--- DO THIS ---
Answer these questions from the forum thread on transparency between spouses.
(a) What does OSF stand for?
(b) Which people does katiecrna think are against transparency and find it offensive and controlling?
(c) Why does Married but Happy say there is really no need for a tracking app?

━━━ SELECTION ━━━

Both yes and no. I would tell her it's nonsense and why, but I'd thereafter be sensitive to whatever she perceived as threatening and make sure I respect her feelings going forward. 

We've had this discussion a few times (decades together so not typical) where I was shocked she felt she couldn't say something to me. So not trust about something outside the relationship but trust about talking about something. My reaction was that her NOT talking about something for fear of my reaction is codependency, manipulation, and unfair. Made me angry. So I've come down pretty strong on the rare occasion that this has come up. I've told her I can't worry about her reaction to my reaction - that's crazy. I don't know if that's the right reaction, but I also know pandering to her fear of my reaction to her is only reinforcing a bad dynamic. But this is very rare. So if there is an issue in my marriage it's based on me being slightly too aggressive and her slightly too passive at times - but very very rarely (unless she's not telling me out of fear but I ask often to be sure)


Sent from my iPhone using Tapatalk


----------



## katiecrna (Jan 29, 2016)

I wonder if age changes these answers. I think the younger people are against transparency and find it offensive and controlling.


----------



## CharlieParker (Aug 15, 2012)

katiecrna said:


> 3. Refused find my friends or a tracking app?


Hell no, I want my cocktail to be ready when I get home.

I'm pro transparency, her finger print is in my phone. We really only have couples friends, but I don't think I be cool with OSFs.


----------



## katiecrna (Jan 29, 2016)

CharlieParker said:


> Hell no, I want my cocktail to be ready when I get home.
> 
> 
> 
> I'm pro transparency, her finger print is in my phone. We really only have couples friends, but I don't think I be cool with OSFs.




What's OSF?


----------



## samyeagar (May 14, 2012)

katiecrna said:


> What's OSF?


Opposite Sex Friends


----------



## Married but Happy (Aug 13, 2013)

katiecrna said:


> Husbands...


1. Do you believe in transparency? * Yes, but I think there may be limits because I believe in a right to personal privacy, except when there are suspicious behaviors.
2. Have you refused your wife to see your cellphone/text messages? * No; but we share a cell phone, so we can see everything, anyway.
3. Refused find my friends or a tracking app? * Never refused, but probably would refuse, unless there is a good reason to invade privacy. (And since we share a phone, there really is no need.)
4. Do you think it's ok to have friends of the opposite sex? * Yes. We both have OSFs; most - but not all - are mutual friends.

━━━ DATASET EXTRACT ━━━

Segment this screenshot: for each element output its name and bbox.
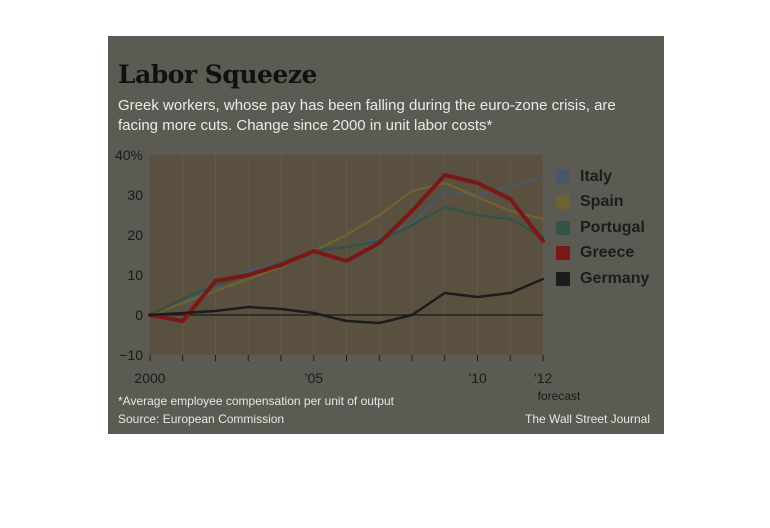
- x-forecast-label: forecast: [538, 389, 581, 403]
- legend-label: Italy: [580, 167, 613, 185]
- series-line-greece: [148, 173, 545, 323]
- footnote: *Average employee compensation per unit …: [118, 394, 394, 408]
- legend-item-greece: Greece: [556, 241, 649, 267]
- legend-swatch: [556, 220, 570, 235]
- legend-item-italy: Italy: [556, 164, 649, 190]
- legend-swatch: [556, 271, 570, 286]
- chart-legend: Italy Spain Portugal Greece Germany: [556, 164, 649, 292]
- x-tick-label: ’10: [468, 370, 487, 386]
- legend-swatch: [556, 169, 570, 184]
- x-tick-label: ’05: [304, 370, 323, 386]
- chart-subtitle: Greek workers, whose pay has been fallin…: [118, 97, 616, 134]
- series-line-spain: [148, 181, 545, 317]
- y-tick-label: 0: [135, 307, 143, 323]
- chart-title: Labor Squeeze: [118, 60, 317, 89]
- legend-label: Spain: [580, 193, 624, 211]
- y-tick-label: 20: [127, 227, 143, 243]
- x-tick-label: ’12: [534, 370, 553, 386]
- x-tick-label: 2000: [134, 370, 165, 386]
- legend-swatch: [556, 246, 570, 261]
- y-tick-label: 40%: [115, 147, 143, 163]
- publisher-credit: The Wall Street Journal: [525, 412, 650, 426]
- y-tick-label: 10: [127, 267, 143, 283]
- legend-label: Portugal: [580, 218, 645, 236]
- legend-item-germany: Germany: [556, 266, 649, 292]
- legend-label: Greece: [580, 244, 635, 262]
- y-tick-label: 30: [127, 187, 143, 203]
- legend-label: Germany: [580, 269, 650, 287]
- series-line-germany: [148, 277, 545, 325]
- legend-item-spain: Spain: [556, 190, 649, 216]
- legend-item-portugal: Portugal: [556, 215, 649, 241]
- source-note: Source: European Commission: [118, 412, 285, 426]
- y-tick-label: −10: [119, 347, 143, 363]
- series-line-portugal: [148, 205, 545, 317]
- legend-swatch: [556, 195, 570, 210]
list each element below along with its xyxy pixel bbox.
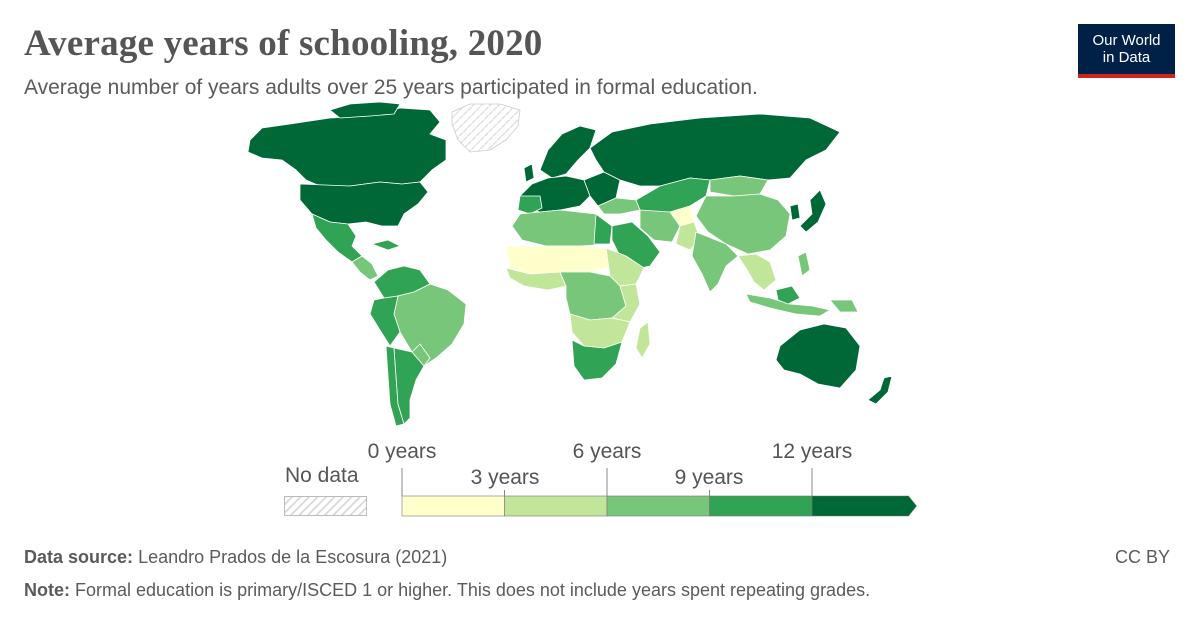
legend-label-9: 9 years: [674, 466, 744, 489]
legend-bin-3[interactable]: [504, 495, 608, 517]
region-russia: [589, 113, 841, 187]
region-papua-new-guinea: [829, 299, 859, 313]
region-egypt: [593, 213, 613, 245]
chart-title: Average years of schooling, 2020: [24, 23, 543, 64]
region-australia: [775, 323, 861, 389]
owid-logo[interactable]: Our World in Data: [1078, 24, 1175, 78]
data-source-text[interactable]: Leandro Prados de la Escosura (2021): [138, 547, 448, 567]
legend-bin-6[interactable]: [606, 495, 710, 517]
region-southeast-asia: [737, 253, 777, 291]
legend-bin-12[interactable]: [811, 495, 917, 517]
legend-bin-9[interactable]: [709, 495, 813, 517]
region-uruguay-paraguay: [411, 343, 431, 367]
legend-label-6: 6 years: [572, 440, 642, 463]
region-arctic-islands: [329, 101, 401, 119]
region-china: [695, 193, 791, 255]
legend-bin-0[interactable]: [401, 495, 505, 517]
region-west-africa: [505, 267, 567, 291]
logo-line-1: Our World: [1092, 32, 1161, 49]
region-sahel: [505, 245, 613, 275]
legend-no-data-swatch: [284, 496, 367, 516]
region-philippines: [797, 251, 811, 277]
data-source-label: Data source:: [24, 547, 134, 567]
region-new-zealand: [867, 375, 893, 405]
region-scandinavia: [539, 125, 597, 179]
region-iberia: [517, 195, 543, 215]
region-japan: [799, 189, 827, 233]
legend-label-3: 3 years: [470, 466, 540, 489]
region-peru-bolivia: [369, 295, 401, 347]
region-central-america: [351, 255, 379, 281]
region-greenland: [451, 103, 521, 153]
legend-label-0: 0 years: [367, 440, 437, 463]
note-text: Formal education is primary/ISCED 1 or h…: [75, 580, 871, 600]
note-line: Note: Formal education is primary/ISCED …: [24, 580, 870, 601]
legend-no-data-label: No data: [285, 464, 359, 487]
region-uk: [523, 163, 535, 183]
region-korea: [789, 203, 801, 221]
license-link[interactable]: CC BY: [1114, 547, 1170, 567]
region-madagascar: [635, 321, 651, 359]
region-borneo: [775, 285, 801, 305]
region-southern-africa: [571, 339, 623, 381]
data-source-line: Data source: Leandro Prados de la Escosu…: [24, 547, 447, 568]
logo-line-2: in Data: [1102, 49, 1151, 66]
region-cuba: [371, 239, 401, 251]
world-map: [247, 101, 893, 427]
region-north-africa: [511, 209, 613, 247]
region-india: [691, 231, 739, 293]
note-label: Note:: [24, 580, 70, 600]
chart-subtitle: Average number of years adults over 25 y…: [24, 76, 758, 99]
legend-label-12: 12 years: [771, 440, 853, 463]
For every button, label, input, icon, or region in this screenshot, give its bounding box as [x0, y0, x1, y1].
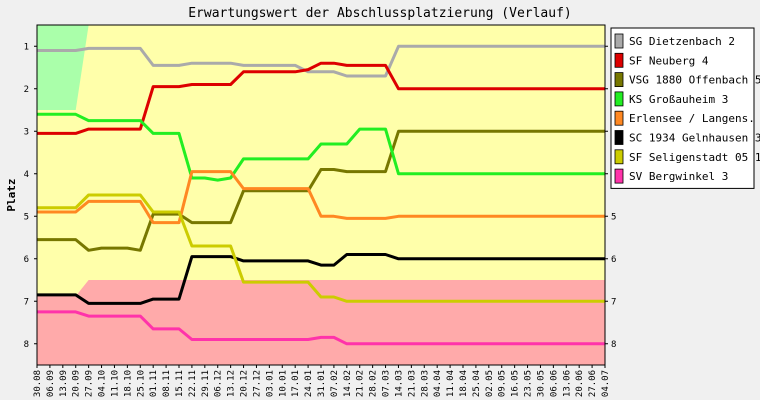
x-tick-label: 29.11 — [201, 370, 211, 397]
x-tick-label: 20.06 — [575, 370, 585, 397]
x-tick-label: 04.10 — [98, 370, 108, 397]
legend-label: SC 1934 Gelnhausen 3 — [629, 132, 760, 145]
x-tick-label: 13.12 — [227, 370, 237, 397]
series-line-8 — [37, 310, 605, 346]
legend-label: VSG 1880 Offenbach 5 — [629, 74, 760, 87]
legend-label: SG Dietzenbach 2 — [629, 35, 735, 48]
x-tick-label: 03.01 — [265, 370, 275, 397]
x-tick-label: 27.09 — [85, 370, 95, 397]
legend-swatch — [614, 52, 624, 68]
y-tick-label-left: 7 — [24, 297, 29, 307]
legend: SG Dietzenbach 2 SF Neuberg 4 VSG 1880 Off… — [610, 27, 760, 189]
x-tick-label: 21.03 — [407, 370, 417, 397]
zone-abstieg — [37, 280, 605, 365]
x-tick-label: 04.07 — [601, 370, 611, 397]
series-line-7 — [37, 193, 605, 303]
x-tick-label: 21.02 — [356, 370, 366, 397]
x-tick-label: 09.05 — [498, 370, 508, 397]
series-line-2 — [37, 61, 605, 135]
series-line-6 — [37, 253, 605, 305]
x-tick-label: 25.04 — [472, 370, 482, 397]
zone-mittelfeld-step — [37, 280, 89, 297]
x-tick-label: 31.01 — [317, 370, 327, 397]
x-tick-label: 06.09 — [46, 370, 56, 397]
legend-label: KS Großauheim 3 — [629, 93, 728, 106]
chart-title: Erwartungswert der Abschlussplatzierung … — [188, 6, 572, 21]
y-tick-label-right: 7 — [611, 297, 616, 307]
legend-swatch — [614, 149, 624, 165]
series-line-1 — [37, 44, 605, 78]
x-tick-label: 23.05 — [524, 370, 534, 397]
x-tick-label: 28.03 — [420, 370, 430, 397]
legend-swatch — [614, 91, 624, 107]
x-tick-label: 08.11 — [162, 370, 172, 397]
legend-label: SV Bergwinkel 3 — [629, 170, 728, 183]
x-tick-label: 02.05 — [485, 370, 495, 397]
x-tick-label: 27.12 — [252, 370, 262, 397]
x-tick-label: 20.09 — [72, 370, 82, 397]
x-tick-label: 17.01 — [291, 370, 301, 397]
x-tick-label: 20.12 — [240, 370, 250, 397]
x-tick-label: 04.04 — [433, 370, 443, 397]
series-line-4 — [37, 112, 605, 182]
y-tick-label-right: 8 — [611, 340, 616, 350]
x-tick-label: 16.05 — [511, 370, 521, 397]
y-tick-label-right: 6 — [611, 255, 616, 265]
series-line-3 — [37, 129, 605, 252]
legend-swatch — [614, 33, 624, 49]
x-tick-label: 11.04 — [446, 370, 456, 397]
y-tick-label-left: 5 — [24, 212, 29, 222]
legend-swatch — [614, 130, 624, 145]
y-tick-label-left: 1 — [24, 42, 29, 52]
x-tick-label: 06.06 — [549, 370, 559, 397]
x-tick-label: 07.03 — [382, 370, 392, 397]
series-layer — [37, 44, 605, 346]
legend-swatch — [614, 168, 624, 184]
x-axis: 30.08 06.09 13.09 20.09 27.09 04.10 11.10 18.10… — [33, 365, 611, 397]
zone-aufstieg — [37, 25, 89, 110]
x-tick-label: 06.12 — [214, 370, 224, 397]
x-tick-label: 13.09 — [59, 370, 69, 397]
x-tick-label: 14.02 — [343, 370, 353, 397]
zone-mittelfeld — [37, 25, 605, 280]
x-tick-label: 18.10 — [123, 370, 133, 397]
x-tick-label: 27.06 — [588, 370, 598, 397]
x-tick-label: 15.11 — [175, 370, 185, 397]
x-tick-label: 28.02 — [369, 370, 379, 397]
plot-background — [37, 25, 605, 365]
x-tick-label: 24.01 — [304, 370, 314, 397]
y-tick-label-left: 6 — [24, 255, 29, 265]
x-tick-label: 30.05 — [536, 370, 546, 397]
y-axis-left: 1 2 3 4 5 6 7 8 — [24, 42, 37, 350]
y-tick-label-left: 4 — [24, 170, 29, 180]
x-tick-label: 13.06 — [562, 370, 572, 397]
series-line-5 — [37, 170, 605, 225]
x-tick-label: 11.10 — [110, 370, 120, 397]
legend-box — [610, 27, 755, 189]
legend-swatch — [614, 72, 624, 87]
x-tick-label: 30.08 — [33, 370, 43, 397]
legend-swatch — [614, 110, 624, 126]
x-tick-label: 01.11 — [149, 370, 159, 397]
y-axis-label: Platz — [5, 178, 18, 211]
x-tick-label: 10.01 — [278, 370, 288, 397]
y-tick-label-right: 5 — [611, 212, 616, 222]
x-tick-label: 18.04 — [459, 370, 469, 397]
legend-label: SF Seligenstadt 05 1 — [629, 151, 760, 164]
x-tick-label: 22.11 — [188, 370, 198, 397]
y-tick-label-left: 3 — [24, 127, 29, 137]
x-tick-label: 14.03 — [394, 370, 404, 397]
x-tick-label: 25.10 — [136, 370, 146, 397]
legend-label: SF Neuberg 4 — [629, 54, 709, 67]
legend-label: Erlensee / Langens. 3 — [629, 112, 760, 125]
y-tick-label-left: 8 — [24, 340, 29, 350]
x-tick-label: 07.02 — [330, 370, 340, 397]
y-tick-label-left: 2 — [24, 85, 29, 95]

━━━

--- RESPONSE FOR THIS EXERCISE ---
(a) Opposite Sex Friends.
(b) The younger people.
(c) Because they share a phone.